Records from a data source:
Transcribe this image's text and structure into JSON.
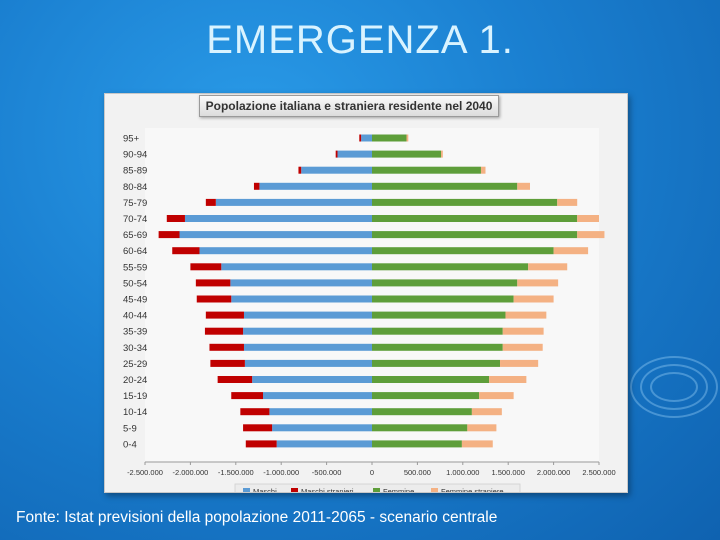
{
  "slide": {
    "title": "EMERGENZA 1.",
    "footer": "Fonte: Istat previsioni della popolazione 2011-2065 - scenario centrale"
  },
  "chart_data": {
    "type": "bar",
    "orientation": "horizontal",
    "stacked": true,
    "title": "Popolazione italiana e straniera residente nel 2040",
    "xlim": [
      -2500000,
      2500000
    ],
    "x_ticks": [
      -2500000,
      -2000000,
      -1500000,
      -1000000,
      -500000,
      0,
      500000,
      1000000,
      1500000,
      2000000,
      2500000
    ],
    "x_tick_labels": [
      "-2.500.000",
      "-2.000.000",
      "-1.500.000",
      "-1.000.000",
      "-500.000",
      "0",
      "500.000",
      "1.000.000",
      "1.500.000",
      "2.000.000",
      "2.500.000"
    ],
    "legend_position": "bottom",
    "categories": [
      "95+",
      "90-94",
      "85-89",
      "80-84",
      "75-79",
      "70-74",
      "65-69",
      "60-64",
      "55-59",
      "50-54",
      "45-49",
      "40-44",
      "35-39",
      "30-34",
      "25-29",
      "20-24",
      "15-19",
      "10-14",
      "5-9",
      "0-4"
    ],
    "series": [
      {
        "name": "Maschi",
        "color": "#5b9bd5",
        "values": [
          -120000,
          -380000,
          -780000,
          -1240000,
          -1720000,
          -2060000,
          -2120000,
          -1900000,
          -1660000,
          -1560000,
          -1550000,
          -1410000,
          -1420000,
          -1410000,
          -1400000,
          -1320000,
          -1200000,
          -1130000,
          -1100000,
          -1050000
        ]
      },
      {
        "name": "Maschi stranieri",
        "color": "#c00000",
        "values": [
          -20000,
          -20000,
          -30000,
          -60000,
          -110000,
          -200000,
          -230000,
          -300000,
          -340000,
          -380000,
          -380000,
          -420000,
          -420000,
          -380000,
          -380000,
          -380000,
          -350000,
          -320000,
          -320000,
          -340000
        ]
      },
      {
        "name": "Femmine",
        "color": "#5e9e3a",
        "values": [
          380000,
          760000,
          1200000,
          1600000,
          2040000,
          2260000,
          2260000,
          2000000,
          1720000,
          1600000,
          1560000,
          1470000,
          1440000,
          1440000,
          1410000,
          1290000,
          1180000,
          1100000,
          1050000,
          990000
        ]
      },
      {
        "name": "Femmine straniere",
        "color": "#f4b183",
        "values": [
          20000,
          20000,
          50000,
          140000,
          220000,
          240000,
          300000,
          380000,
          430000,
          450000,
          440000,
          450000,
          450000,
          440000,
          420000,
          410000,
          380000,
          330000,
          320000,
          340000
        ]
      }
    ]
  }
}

- _WHAT YOU HAVE TO DO_
Scan the records above, count the lines with "title" in them, and give only the number.

- _TASK OUTPUT_
2